Task statement - Every entry below should be printed exactly, without its images.

Data supplied -
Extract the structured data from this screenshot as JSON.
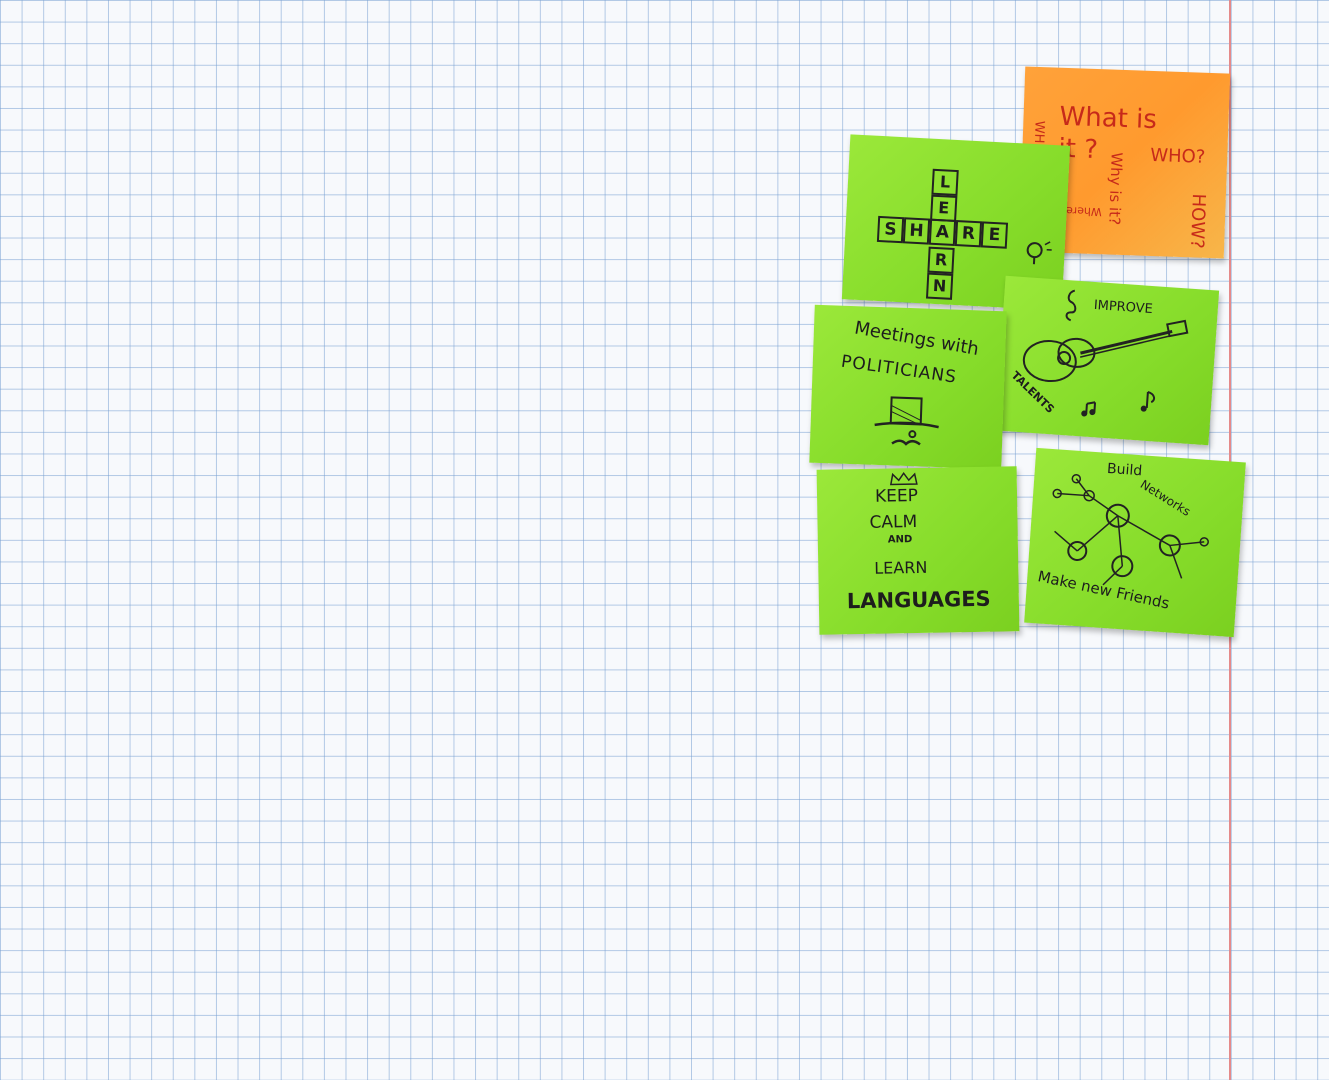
{
  "notes": {
    "questions": {
      "what": "What is",
      "it": "it ?",
      "who": "WHO?",
      "how": "HOW?",
      "why": "Why is it?",
      "where": "Where?",
      "when": "WHEN?"
    },
    "crossword": {
      "share": [
        "S",
        "H",
        "A",
        "R",
        "E"
      ],
      "learn": [
        "L",
        "E",
        "A",
        "R",
        "N"
      ]
    },
    "talents": {
      "improve": "IMPROVE",
      "talents": "TALENTS"
    },
    "politicians": {
      "line1": "Meetings with",
      "line2": "POLITICIANS"
    },
    "languages": {
      "keep": "KEEP",
      "calm": "CALM",
      "and": "AND",
      "learn": "LEARN",
      "languages": "LANGUAGES"
    },
    "networks": {
      "build": "Build",
      "networks": "Networks",
      "friends": "Make new Friends"
    }
  }
}
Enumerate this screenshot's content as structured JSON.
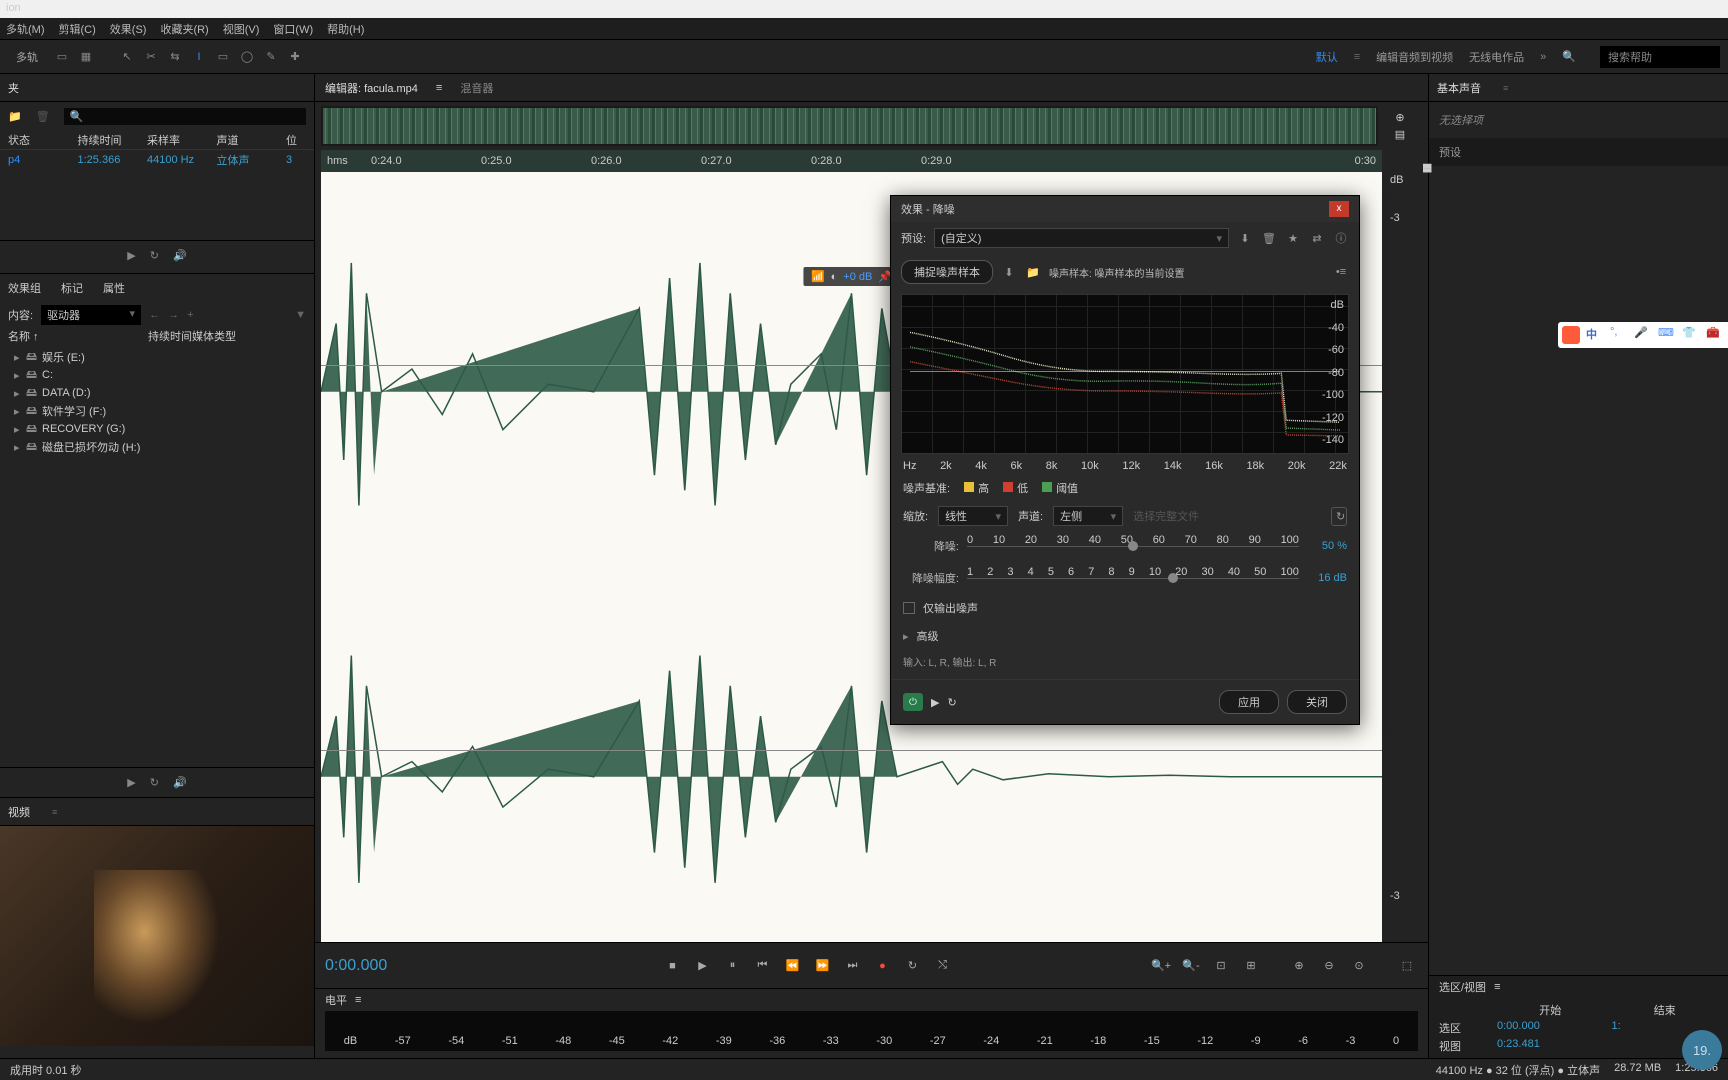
{
  "app_title": "ion",
  "menu": [
    "多轨(M)",
    "剪辑(C)",
    "效果(S)",
    "收藏夹(R)",
    "视图(V)",
    "窗口(W)",
    "帮助(H)"
  ],
  "toolbar": {
    "mode_multitrack": "多轨",
    "workspaces": [
      "默认",
      "编辑音频到视频",
      "无线电作品"
    ],
    "search_placeholder": "搜索帮助"
  },
  "files_panel": {
    "title": "夹",
    "cols": [
      "状态",
      "持续时间",
      "采样率",
      "声道",
      "位"
    ],
    "row": {
      "name": "p4",
      "duration": "1:25.366",
      "rate": "44100 Hz",
      "channels": "立体声",
      "bits": "3"
    }
  },
  "media_panel": {
    "tabs": [
      "效果组",
      "标记",
      "属性"
    ],
    "content_label": "内容:",
    "content_value": "驱动器",
    "cols": [
      "名称 ↑",
      "持续时间",
      "媒体类型"
    ],
    "tree": [
      {
        "label": "娱乐 (E:)"
      },
      {
        "label": "C:"
      },
      {
        "label": "DATA (D:)"
      },
      {
        "label": "软件学习 (F:)"
      },
      {
        "label": "RECOVERY (G:)"
      },
      {
        "label": "磁盘已损坏勿动 (H:)"
      }
    ],
    "left_labels": [
      "A (D:",
      "E (E:",
      "学习",
      "OVER",
      "已损"
    ]
  },
  "video_panel": {
    "title": "视频"
  },
  "editor": {
    "tab": "编辑器: facula.mp4",
    "tab2": "混音器",
    "hms": "hms",
    "ruler": [
      "0:24.0",
      "0:25.0",
      "0:26.0",
      "0:27.0",
      "0:28.0",
      "0:29.0",
      "0:30"
    ],
    "hud_val": "+0 dB",
    "db_label": "dB",
    "db_ticks": [
      "-3",
      "-3"
    ],
    "time": "0:00.000"
  },
  "levels": {
    "title": "电平",
    "scale": [
      "dB",
      "-57",
      "-54",
      "-51",
      "-48",
      "-45",
      "-42",
      "-39",
      "-36",
      "-33",
      "-30",
      "-27",
      "-24",
      "-21",
      "-18",
      "-15",
      "-12",
      "-9",
      "-6",
      "-3",
      "0"
    ]
  },
  "right_panel": {
    "title": "基本声音",
    "no_selection": "无选择项",
    "preset": "预设"
  },
  "dialog": {
    "title": "效果 - 降噪",
    "preset_label": "预设:",
    "preset_value": "(自定义)",
    "capture_btn": "捕捉噪声样本",
    "noise_sample_label": "噪声样本: 噪声样本的当前设置",
    "freq_scale": [
      "Hz",
      "2k",
      "4k",
      "6k",
      "8k",
      "10k",
      "12k",
      "14k",
      "16k",
      "18k",
      "20k",
      "22k"
    ],
    "db_scale": [
      "dB",
      "-40",
      "-60",
      "-80",
      "-100",
      "-120",
      "-140"
    ],
    "noise_floor_label": "噪声基准:",
    "legend": [
      {
        "color": "#e8c038",
        "label": "高"
      },
      {
        "color": "#d04030",
        "label": "低"
      },
      {
        "color": "#4aa050",
        "label": "阈值"
      }
    ],
    "scale_label": "缩放:",
    "scale_value": "线性",
    "channel_label": "声道:",
    "channel_value": "左侧",
    "select_all": "选择完整文件",
    "nr_label": "降噪:",
    "nr_value": "50 %",
    "nr_ticks": [
      "0",
      "10",
      "20",
      "30",
      "40",
      "50",
      "60",
      "70",
      "80",
      "90",
      "100"
    ],
    "nrby_label": "降噪幅度:",
    "nrby_value": "16 dB",
    "nrby_ticks": [
      "1",
      "2",
      "3",
      "4",
      "5",
      "6",
      "7",
      "8",
      "9",
      "10",
      "20",
      "30",
      "40",
      "50",
      "100"
    ],
    "output_noise": "仅输出噪声",
    "advanced": "高级",
    "io": "输入: L, R,  输出: L, R",
    "apply_btn": "应用",
    "close_btn": "关闭"
  },
  "selection": {
    "title": "选区/视图",
    "start": "开始",
    "end": "结束",
    "sel_label": "选区",
    "sel_start": "0:00.000",
    "sel_end": "1:",
    "view_label": "视图",
    "view_start": "0:23.481"
  },
  "status": {
    "left": "成用时 0.01 秒",
    "items": [
      "44100 Hz ● 32 位 (浮点) ● 立体声",
      "28.72 MB",
      "1:25.366"
    ]
  },
  "ime": {
    "char": "中"
  },
  "badge": "19."
}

Solution to the exercise -
Extract the structured data from this screenshot as JSON.
{
  "notes": {
    "questions": {
      "what": "What is",
      "it": "it ?",
      "who": "WHO?",
      "how": "HOW?",
      "why": "Why is it?",
      "where": "Where?",
      "when": "WHEN?"
    },
    "crossword": {
      "share": [
        "S",
        "H",
        "A",
        "R",
        "E"
      ],
      "learn": [
        "L",
        "E",
        "A",
        "R",
        "N"
      ]
    },
    "talents": {
      "improve": "IMPROVE",
      "talents": "TALENTS"
    },
    "politicians": {
      "line1": "Meetings with",
      "line2": "POLITICIANS"
    },
    "languages": {
      "keep": "KEEP",
      "calm": "CALM",
      "and": "AND",
      "learn": "LEARN",
      "languages": "LANGUAGES"
    },
    "networks": {
      "build": "Build",
      "networks": "Networks",
      "friends": "Make new Friends"
    }
  }
}
Enumerate this screenshot's content as structured JSON.
{
  "app_title": "ion",
  "menu": [
    "多轨(M)",
    "剪辑(C)",
    "效果(S)",
    "收藏夹(R)",
    "视图(V)",
    "窗口(W)",
    "帮助(H)"
  ],
  "toolbar": {
    "mode_multitrack": "多轨",
    "workspaces": [
      "默认",
      "编辑音频到视频",
      "无线电作品"
    ],
    "search_placeholder": "搜索帮助"
  },
  "files_panel": {
    "title": "夹",
    "cols": [
      "状态",
      "持续时间",
      "采样率",
      "声道",
      "位"
    ],
    "row": {
      "name": "p4",
      "duration": "1:25.366",
      "rate": "44100 Hz",
      "channels": "立体声",
      "bits": "3"
    }
  },
  "media_panel": {
    "tabs": [
      "效果组",
      "标记",
      "属性"
    ],
    "content_label": "内容:",
    "content_value": "驱动器",
    "cols": [
      "名称 ↑",
      "持续时间",
      "媒体类型"
    ],
    "tree": [
      {
        "label": "娱乐 (E:)"
      },
      {
        "label": "C:"
      },
      {
        "label": "DATA (D:)"
      },
      {
        "label": "软件学习 (F:)"
      },
      {
        "label": "RECOVERY (G:)"
      },
      {
        "label": "磁盘已损坏勿动 (H:)"
      }
    ],
    "left_labels": [
      "A (D:",
      "E (E:",
      "学习",
      "OVER",
      "已损"
    ]
  },
  "video_panel": {
    "title": "视频"
  },
  "editor": {
    "tab": "编辑器: facula.mp4",
    "tab2": "混音器",
    "hms": "hms",
    "ruler": [
      "0:24.0",
      "0:25.0",
      "0:26.0",
      "0:27.0",
      "0:28.0",
      "0:29.0",
      "0:30"
    ],
    "hud_val": "+0 dB",
    "db_label": "dB",
    "db_ticks": [
      "-3",
      "-3"
    ],
    "time": "0:00.000"
  },
  "levels": {
    "title": "电平",
    "scale": [
      "dB",
      "-57",
      "-54",
      "-51",
      "-48",
      "-45",
      "-42",
      "-39",
      "-36",
      "-33",
      "-30",
      "-27",
      "-24",
      "-21",
      "-18",
      "-15",
      "-12",
      "-9",
      "-6",
      "-3",
      "0"
    ]
  },
  "right_panel": {
    "title": "基本声音",
    "no_selection": "无选择项",
    "preset": "预设"
  },
  "dialog": {
    "title": "效果 - 降噪",
    "preset_label": "预设:",
    "preset_value": "(自定义)",
    "capture_btn": "捕捉噪声样本",
    "noise_sample_label": "噪声样本: 噪声样本的当前设置",
    "freq_scale": [
      "Hz",
      "2k",
      "4k",
      "6k",
      "8k",
      "10k",
      "12k",
      "14k",
      "16k",
      "18k",
      "20k",
      "22k"
    ],
    "db_scale": [
      "dB",
      "-40",
      "-60",
      "-80",
      "-100",
      "-120",
      "-140"
    ],
    "noise_floor_label": "噪声基准:",
    "legend": [
      {
        "color": "#e8c038",
        "label": "高"
      },
      {
        "color": "#d04030",
        "label": "低"
      },
      {
        "color": "#4aa050",
        "label": "阈值"
      }
    ],
    "scale_label": "缩放:",
    "scale_value": "线性",
    "channel_label": "声道:",
    "channel_value": "左侧",
    "select_all": "选择完整文件",
    "nr_label": "降噪:",
    "nr_value": "50 %",
    "nr_ticks": [
      "0",
      "10",
      "20",
      "30",
      "40",
      "50",
      "60",
      "70",
      "80",
      "90",
      "100"
    ],
    "nrby_label": "降噪幅度:",
    "nrby_value": "16 dB",
    "nrby_ticks": [
      "1",
      "2",
      "3",
      "4",
      "5",
      "6",
      "7",
      "8",
      "9",
      "10",
      "20",
      "30",
      "40",
      "50",
      "100"
    ],
    "output_noise": "仅输出噪声",
    "advanced": "高级",
    "io": "输入: L, R,  输出: L, R",
    "apply_btn": "应用",
    "close_btn": "关闭"
  },
  "selection": {
    "title": "选区/视图",
    "start": "开始",
    "end": "结束",
    "sel_label": "选区",
    "sel_start": "0:00.000",
    "sel_end": "1:",
    "view_label": "视图",
    "view_start": "0:23.481"
  },
  "status": {
    "left": "成用时 0.01 秒",
    "items": [
      "44100 Hz ● 32 位 (浮点) ● 立体声",
      "28.72 MB",
      "1:25.366"
    ]
  },
  "ime": {
    "char": "中"
  },
  "badge": "19."
}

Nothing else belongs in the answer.